▶ _Excerpted records_
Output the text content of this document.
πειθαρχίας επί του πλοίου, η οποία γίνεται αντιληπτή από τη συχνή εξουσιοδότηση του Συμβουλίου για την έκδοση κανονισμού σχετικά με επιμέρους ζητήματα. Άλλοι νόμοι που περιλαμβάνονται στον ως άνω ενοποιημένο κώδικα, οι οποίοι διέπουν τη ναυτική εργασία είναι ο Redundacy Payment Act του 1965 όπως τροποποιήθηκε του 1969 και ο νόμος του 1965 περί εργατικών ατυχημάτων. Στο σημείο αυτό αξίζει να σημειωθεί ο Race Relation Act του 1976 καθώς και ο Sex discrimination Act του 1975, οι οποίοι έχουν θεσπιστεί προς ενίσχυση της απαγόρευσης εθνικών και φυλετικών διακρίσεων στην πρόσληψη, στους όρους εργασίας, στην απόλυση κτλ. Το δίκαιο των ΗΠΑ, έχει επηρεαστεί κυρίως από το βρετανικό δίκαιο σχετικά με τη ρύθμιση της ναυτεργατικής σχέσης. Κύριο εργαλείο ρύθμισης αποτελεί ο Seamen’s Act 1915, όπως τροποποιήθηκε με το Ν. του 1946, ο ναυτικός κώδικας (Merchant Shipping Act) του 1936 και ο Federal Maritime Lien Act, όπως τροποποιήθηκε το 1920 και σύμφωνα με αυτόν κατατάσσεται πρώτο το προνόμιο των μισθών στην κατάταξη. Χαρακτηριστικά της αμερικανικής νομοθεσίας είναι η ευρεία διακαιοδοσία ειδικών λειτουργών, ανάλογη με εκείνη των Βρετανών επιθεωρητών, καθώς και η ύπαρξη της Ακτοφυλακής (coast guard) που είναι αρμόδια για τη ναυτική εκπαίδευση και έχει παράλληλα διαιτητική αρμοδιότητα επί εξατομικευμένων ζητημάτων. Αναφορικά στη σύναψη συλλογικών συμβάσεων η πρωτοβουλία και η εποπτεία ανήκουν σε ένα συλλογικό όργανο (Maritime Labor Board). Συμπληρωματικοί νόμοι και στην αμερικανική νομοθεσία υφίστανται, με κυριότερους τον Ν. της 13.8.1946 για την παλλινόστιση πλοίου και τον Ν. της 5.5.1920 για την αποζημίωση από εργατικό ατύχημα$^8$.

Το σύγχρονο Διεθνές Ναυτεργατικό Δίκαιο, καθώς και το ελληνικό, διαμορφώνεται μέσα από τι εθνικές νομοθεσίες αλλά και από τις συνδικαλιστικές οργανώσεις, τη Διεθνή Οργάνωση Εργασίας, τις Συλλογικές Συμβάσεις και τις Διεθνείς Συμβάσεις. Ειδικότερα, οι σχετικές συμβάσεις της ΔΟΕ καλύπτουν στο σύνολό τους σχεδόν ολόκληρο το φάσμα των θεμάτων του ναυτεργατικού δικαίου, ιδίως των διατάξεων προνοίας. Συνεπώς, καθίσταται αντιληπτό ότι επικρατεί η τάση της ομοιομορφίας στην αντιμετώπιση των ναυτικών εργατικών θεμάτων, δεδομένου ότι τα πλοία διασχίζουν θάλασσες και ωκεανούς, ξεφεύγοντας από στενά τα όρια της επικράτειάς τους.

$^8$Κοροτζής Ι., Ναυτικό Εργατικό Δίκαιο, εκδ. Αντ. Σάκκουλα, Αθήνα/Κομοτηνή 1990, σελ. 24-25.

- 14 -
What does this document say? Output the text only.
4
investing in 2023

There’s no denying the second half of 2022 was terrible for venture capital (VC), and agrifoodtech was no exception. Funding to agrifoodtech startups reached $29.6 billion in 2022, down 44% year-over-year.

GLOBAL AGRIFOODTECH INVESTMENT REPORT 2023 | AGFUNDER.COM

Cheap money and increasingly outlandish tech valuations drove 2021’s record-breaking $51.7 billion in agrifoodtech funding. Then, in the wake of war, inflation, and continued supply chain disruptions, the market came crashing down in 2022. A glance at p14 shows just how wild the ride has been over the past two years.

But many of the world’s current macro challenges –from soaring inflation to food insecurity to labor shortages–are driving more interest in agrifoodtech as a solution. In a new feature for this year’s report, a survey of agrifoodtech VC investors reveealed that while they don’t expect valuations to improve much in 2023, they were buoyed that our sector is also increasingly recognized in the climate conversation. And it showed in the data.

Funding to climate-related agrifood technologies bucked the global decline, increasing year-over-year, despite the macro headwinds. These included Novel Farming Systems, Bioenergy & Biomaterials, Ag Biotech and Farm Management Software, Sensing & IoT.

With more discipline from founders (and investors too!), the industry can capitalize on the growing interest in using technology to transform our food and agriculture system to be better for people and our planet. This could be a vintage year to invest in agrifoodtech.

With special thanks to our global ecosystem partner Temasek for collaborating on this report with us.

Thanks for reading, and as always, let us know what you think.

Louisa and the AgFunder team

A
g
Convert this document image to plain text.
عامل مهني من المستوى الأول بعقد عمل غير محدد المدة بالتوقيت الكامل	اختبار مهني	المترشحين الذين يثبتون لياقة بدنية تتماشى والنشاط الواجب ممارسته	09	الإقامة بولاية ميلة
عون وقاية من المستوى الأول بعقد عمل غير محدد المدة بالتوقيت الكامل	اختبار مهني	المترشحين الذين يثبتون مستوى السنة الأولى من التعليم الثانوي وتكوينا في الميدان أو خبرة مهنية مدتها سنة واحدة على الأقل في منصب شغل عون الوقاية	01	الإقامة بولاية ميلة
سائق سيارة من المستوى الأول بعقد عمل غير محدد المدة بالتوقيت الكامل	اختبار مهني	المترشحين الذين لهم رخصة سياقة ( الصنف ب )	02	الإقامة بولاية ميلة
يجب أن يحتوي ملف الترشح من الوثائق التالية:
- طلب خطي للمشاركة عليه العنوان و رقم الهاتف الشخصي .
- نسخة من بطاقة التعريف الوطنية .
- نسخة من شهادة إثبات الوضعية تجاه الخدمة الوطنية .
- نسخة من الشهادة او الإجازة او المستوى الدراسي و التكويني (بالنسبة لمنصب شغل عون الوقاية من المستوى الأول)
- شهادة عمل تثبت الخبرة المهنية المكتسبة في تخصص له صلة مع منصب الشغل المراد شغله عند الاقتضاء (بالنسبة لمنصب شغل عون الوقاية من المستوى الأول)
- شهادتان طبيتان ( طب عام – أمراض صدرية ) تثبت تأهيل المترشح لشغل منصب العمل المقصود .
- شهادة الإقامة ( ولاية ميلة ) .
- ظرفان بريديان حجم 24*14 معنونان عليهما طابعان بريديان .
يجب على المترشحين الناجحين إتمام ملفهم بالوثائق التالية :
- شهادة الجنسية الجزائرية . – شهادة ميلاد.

▶ _Given request_
All of the entries above should be written out again exactly.

▶ _Written reply_
Output the text content of this document.
πειθαρχίας επί του πλοίου, η οποία γίνεται αντιληπτή από τη συχνή εξουσιοδότηση του Συμβουλίου για την έκδοση κανονισμού σχετικά με επιμέρους ζητήματα. Άλλοι νόμοι που περιλαμβάνονται στον ως άνω ενοποιημένο κώδικα, οι οποίοι διέπουν τη ναυτική εργασία είναι ο Redundacy Payment Act του 1965 όπως τροποποιήθηκε του 1969 και ο νόμος του 1965 περί εργατικών ατυχημάτων. Στο σημείο αυτό αξίζει να σημειωθεί ο Race Relation Act του 1976 καθώς και ο Sex discrimination Act του 1975, οι οποίοι έχουν θεσπιστεί προς ενίσχυση της απαγόρευσης εθνικών και φυλετικών διακρίσεων στην πρόσληψη, στους όρους εργασίας, στην απόλυση κτλ. Το δίκαιο των ΗΠΑ, έχει επηρεαστεί κυρίως από το βρετανικό δίκαιο σχετικά με τη ρύθμιση της ναυτεργατικής σχέσης. Κύριο εργαλείο ρύθμισης αποτελεί ο Seamen’s Act 1915, όπως τροποποιήθηκε με το Ν. του 1946, ο ναυτικός κώδικας (Merchant Shipping Act) του 1936 και ο Federal Maritime Lien Act, όπως τροποποιήθηκε το 1920 και σύμφωνα με αυτόν κατατάσσεται πρώτο το προνόμιο των μισθών στην κατάταξη. Χαρακτηριστικά της αμερικανικής νομοθεσίας είναι η ευρεία διακαιοδοσία ειδικών λειτουργών, ανάλογη με εκείνη των Βρετανών επιθεωρητών, καθώς και η ύπαρξη της Ακτοφυλακής (coast guard) που είναι αρμόδια για τη ναυτική εκπαίδευση και έχει παράλληλα διαιτητική αρμοδιότητα επί εξατομικευμένων ζητημάτων. Αναφορικά στη σύναψη συλλογικών συμβάσεων η πρωτοβουλία και η εποπτεία ανήκουν σε ένα συλλογικό όργανο (Maritime Labor Board). Συμπληρωματικοί νόμοι και στην αμερικανική νομοθεσία υφίστανται, με κυριότερους τον Ν. της 13.8.1946 για την παλλινόστιση πλοίου και τον Ν. της 5.5.1920 για την αποζημίωση από εργατικό ατύχημα$^8$.

Το σύγχρονο Διεθνές Ναυτεργατικό Δίκαιο, καθώς και το ελληνικό, διαμορφώνεται μέσα από τι εθνικές νομοθεσίες αλλά και από τις συνδικαλιστικές οργανώσεις, τη Διεθνή Οργάνωση Εργασίας, τις Συλλογικές Συμβάσεις και τις Διεθνείς Συμβάσεις. Ειδικότερα, οι σχετικές συμβάσεις της ΔΟΕ καλύπτουν στο σύνολό τους σχεδόν ολόκληρο το φάσμα των θεμάτων του ναυτεργατικού δικαίου, ιδίως των διατάξεων προνοίας. Συνεπώς, καθίσταται αντιληπτό ότι επικρατεί η τάση της ομοιομορφίας στην αντιμετώπιση των ναυτικών εργατικών θεμάτων, δεδομένου ότι τα πλοία διασχίζουν θάλασσες και ωκεανούς, ξεφεύγοντας από στενά τα όρια της επικράτειάς τους.

$^8$Κοροτζής Ι., Ναυτικό Εργατικό Δίκαιο, εκδ. Αντ. Σάκκουλα, Αθήνα/Κομοτηνή 1990, σελ. 24-25.

- 14 -
What does this document say? Output the text only.
4
investing in 2023

There’s no denying the second half of 2022 was terrible for venture capital (VC), and agrifoodtech was no exception. Funding to agrifoodtech startups reached $29.6 billion in 2022, down 44% year-over-year.

GLOBAL AGRIFOODTECH INVESTMENT REPORT 2023 | AGFUNDER.COM

Cheap money and increasingly outlandish tech valuations drove 2021’s record-breaking $51.7 billion in agrifoodtech funding. Then, in the wake of war, inflation, and continued supply chain disruptions, the market came crashing down in 2022. A glance at p14 shows just how wild the ride has been over the past two years.

But many of the world’s current macro challenges –from soaring inflation to food insecurity to labor shortages–are driving more interest in agrifoodtech as a solution. In a new feature for this year’s report, a survey of agrifoodtech VC investors reveealed that while they don’t expect valuations to improve much in 2023, they were buoyed that our sector is also increasingly recognized in the climate conversation. And it showed in the data.

Funding to climate-related agrifood technologies bucked the global decline, increasing year-over-year, despite the macro headwinds. These included Novel Farming Systems, Bioenergy & Biomaterials, Ag Biotech and Farm Management Software, Sensing & IoT.

With more discipline from founders (and investors too!), the industry can capitalize on the growing interest in using technology to transform our food and agriculture system to be better for people and our planet. This could be a vintage year to invest in agrifoodtech.

With special thanks to our global ecosystem partner Temasek for collaborating on this report with us.

Thanks for reading, and as always, let us know what you think.

Louisa and the AgFunder team

A
g
Convert this document image to plain text.
عامل مهني من المستوى الأول بعقد عمل غير محدد المدة بالتوقيت الكامل	اختبار مهني	المترشحين الذين يثبتون لياقة بدنية تتماشى والنشاط الواجب ممارسته	09	الإقامة بولاية ميلة
عون وقاية من المستوى الأول بعقد عمل غير محدد المدة بالتوقيت الكامل	اختبار مهني	المترشحين الذين يثبتون مستوى السنة الأولى من التعليم الثانوي وتكوينا في الميدان أو خبرة مهنية مدتها سنة واحدة على الأقل في منصب شغل عون الوقاية	01	الإقامة بولاية ميلة
سائق سيارة من المستوى الأول بعقد عمل غير محدد المدة بالتوقيت الكامل	اختبار مهني	المترشحين الذين لهم رخصة سياقة ( الصنف ب )	02	الإقامة بولاية ميلة
يجب أن يحتوي ملف الترشح من الوثائق التالية:
- طلب خطي للمشاركة عليه العنوان و رقم الهاتف الشخصي .
- نسخة من بطاقة التعريف الوطنية .
- نسخة من شهادة إثبات الوضعية تجاه الخدمة الوطنية .
- نسخة من الشهادة او الإجازة او المستوى الدراسي و التكويني (بالنسبة لمنصب شغل عون الوقاية من المستوى الأول)
- شهادة عمل تثبت الخبرة المهنية المكتسبة في تخصص له صلة مع منصب الشغل المراد شغله عند الاقتضاء (بالنسبة لمنصب شغل عون الوقاية من المستوى الأول)
- شهادتان طبيتان ( طب عام – أمراض صدرية ) تثبت تأهيل المترشح لشغل منصب العمل المقصود .
- شهادة الإقامة ( ولاية ميلة ) .
- ظرفان بريديان حجم 24*14 معنونان عليهما طابعان بريديان .
يجب على المترشحين الناجحين إتمام ملفهم بالوثائق التالية :
- شهادة الجنسية الجزائرية . – شهادة ميلاد.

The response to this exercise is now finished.